> Extracted entries
— begin —
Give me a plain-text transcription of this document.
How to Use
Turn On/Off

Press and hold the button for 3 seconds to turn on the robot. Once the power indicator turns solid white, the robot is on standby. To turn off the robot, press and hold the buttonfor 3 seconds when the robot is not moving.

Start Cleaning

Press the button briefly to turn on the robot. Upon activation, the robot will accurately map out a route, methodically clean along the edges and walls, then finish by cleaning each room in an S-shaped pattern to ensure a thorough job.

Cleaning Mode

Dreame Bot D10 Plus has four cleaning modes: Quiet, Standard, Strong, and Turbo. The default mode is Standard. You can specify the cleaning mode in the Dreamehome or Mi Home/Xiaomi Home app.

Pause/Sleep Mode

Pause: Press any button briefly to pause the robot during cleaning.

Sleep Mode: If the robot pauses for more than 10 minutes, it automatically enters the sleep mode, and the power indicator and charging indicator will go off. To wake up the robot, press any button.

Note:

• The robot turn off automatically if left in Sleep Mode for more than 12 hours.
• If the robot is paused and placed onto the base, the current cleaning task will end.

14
— end —
> Goal of the exercise
Write out all the data again, exactly as it appears.

> In response
Give me a plain-text transcription of this document.
How to Use
Turn On/Off

Press and hold the button for 3 seconds to turn on the robot. Once the power indicator turns solid white, the robot is on standby. To turn off the robot, press and hold the buttonfor 3 seconds when the robot is not moving.

Start Cleaning

Press the button briefly to turn on the robot. Upon activation, the robot will accurately map out a route, methodically clean along the edges and walls, then finish by cleaning each room in an S-shaped pattern to ensure a thorough job.

Cleaning Mode

Dreame Bot D10 Plus has four cleaning modes: Quiet, Standard, Strong, and Turbo. The default mode is Standard. You can specify the cleaning mode in the Dreamehome or Mi Home/Xiaomi Home app.

Pause/Sleep Mode

Pause: Press any button briefly to pause the robot during cleaning.

Sleep Mode: If the robot pauses for more than 10 minutes, it automatically enters the sleep mode, and the power indicator and charging indicator will go off. To wake up the robot, press any button.

Note:

• The robot turn off automatically if left in Sleep Mode for more than 12 hours.
• If the robot is paused and placed onto the base, the current cleaning task will end.

14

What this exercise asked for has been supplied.